+++ Data for this task +++

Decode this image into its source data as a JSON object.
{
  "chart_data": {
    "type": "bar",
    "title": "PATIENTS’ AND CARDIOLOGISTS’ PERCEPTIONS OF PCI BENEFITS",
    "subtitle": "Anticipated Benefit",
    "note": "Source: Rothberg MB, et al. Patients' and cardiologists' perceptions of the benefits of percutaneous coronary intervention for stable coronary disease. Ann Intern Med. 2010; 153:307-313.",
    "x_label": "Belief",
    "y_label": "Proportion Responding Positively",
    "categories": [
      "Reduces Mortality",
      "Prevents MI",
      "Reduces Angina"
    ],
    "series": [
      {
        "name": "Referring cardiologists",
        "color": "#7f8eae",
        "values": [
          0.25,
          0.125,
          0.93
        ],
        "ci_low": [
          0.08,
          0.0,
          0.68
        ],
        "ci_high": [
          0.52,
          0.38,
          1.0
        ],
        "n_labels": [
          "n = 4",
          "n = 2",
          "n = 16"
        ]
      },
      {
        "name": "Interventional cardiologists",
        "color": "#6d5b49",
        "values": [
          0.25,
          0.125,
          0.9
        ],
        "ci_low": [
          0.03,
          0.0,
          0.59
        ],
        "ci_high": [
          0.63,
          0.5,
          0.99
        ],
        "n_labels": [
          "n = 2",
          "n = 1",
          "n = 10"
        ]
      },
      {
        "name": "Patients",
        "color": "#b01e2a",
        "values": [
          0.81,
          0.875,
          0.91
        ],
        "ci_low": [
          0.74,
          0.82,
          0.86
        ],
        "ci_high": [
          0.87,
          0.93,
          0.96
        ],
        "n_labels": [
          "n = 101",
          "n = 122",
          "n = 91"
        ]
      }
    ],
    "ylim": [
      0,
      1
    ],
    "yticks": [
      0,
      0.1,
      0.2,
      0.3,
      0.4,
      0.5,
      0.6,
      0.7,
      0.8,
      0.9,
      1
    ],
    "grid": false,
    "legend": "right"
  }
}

+++

How to complete this task:
Without changing a single word, reproduce the entries above.

Response area:
Decode this image into its source data as a JSON object.
{
  "chart_data": {
    "type": "bar",
    "title": "PATIENTS’ AND CARDIOLOGISTS’ PERCEPTIONS OF PCI BENEFITS",
    "subtitle": "Anticipated Benefit",
    "note": "Source: Rothberg MB, et al. Patients' and cardiologists' perceptions of the benefits of percutaneous coronary intervention for stable coronary disease. Ann Intern Med. 2010; 153:307-313.",
    "x_label": "Belief",
    "y_label": "Proportion Responding Positively",
    "categories": [
      "Reduces Mortality",
      "Prevents MI",
      "Reduces Angina"
    ],
    "series": [
      {
        "name": "Referring cardiologists",
        "color": "#7f8eae",
        "values": [
          0.25,
          0.125,
          0.93
        ],
        "ci_low": [
          0.08,
          0.0,
          0.68
        ],
        "ci_high": [
          0.52,
          0.38,
          1.0
        ],
        "n_labels": [
          "n = 4",
          "n = 2",
          "n = 16"
        ]
      },
      {
        "name": "Interventional cardiologists",
        "color": "#6d5b49",
        "values": [
          0.25,
          0.125,
          0.9
        ],
        "ci_low": [
          0.03,
          0.0,
          0.59
        ],
        "ci_high": [
          0.63,
          0.5,
          0.99
        ],
        "n_labels": [
          "n = 2",
          "n = 1",
          "n = 10"
        ]
      },
      {
        "name": "Patients",
        "color": "#b01e2a",
        "values": [
          0.81,
          0.875,
          0.91
        ],
        "ci_low": [
          0.74,
          0.82,
          0.86
        ],
        "ci_high": [
          0.87,
          0.93,
          0.96
        ],
        "n_labels": [
          "n = 101",
          "n = 122",
          "n = 91"
        ]
      }
    ],
    "ylim": [
      0,
      1
    ],
    "yticks": [
      0,
      0.1,
      0.2,
      0.3,
      0.4,
      0.5,
      0.6,
      0.7,
      0.8,
      0.9,
      1
    ],
    "grid": false,
    "legend": "right"
  }
}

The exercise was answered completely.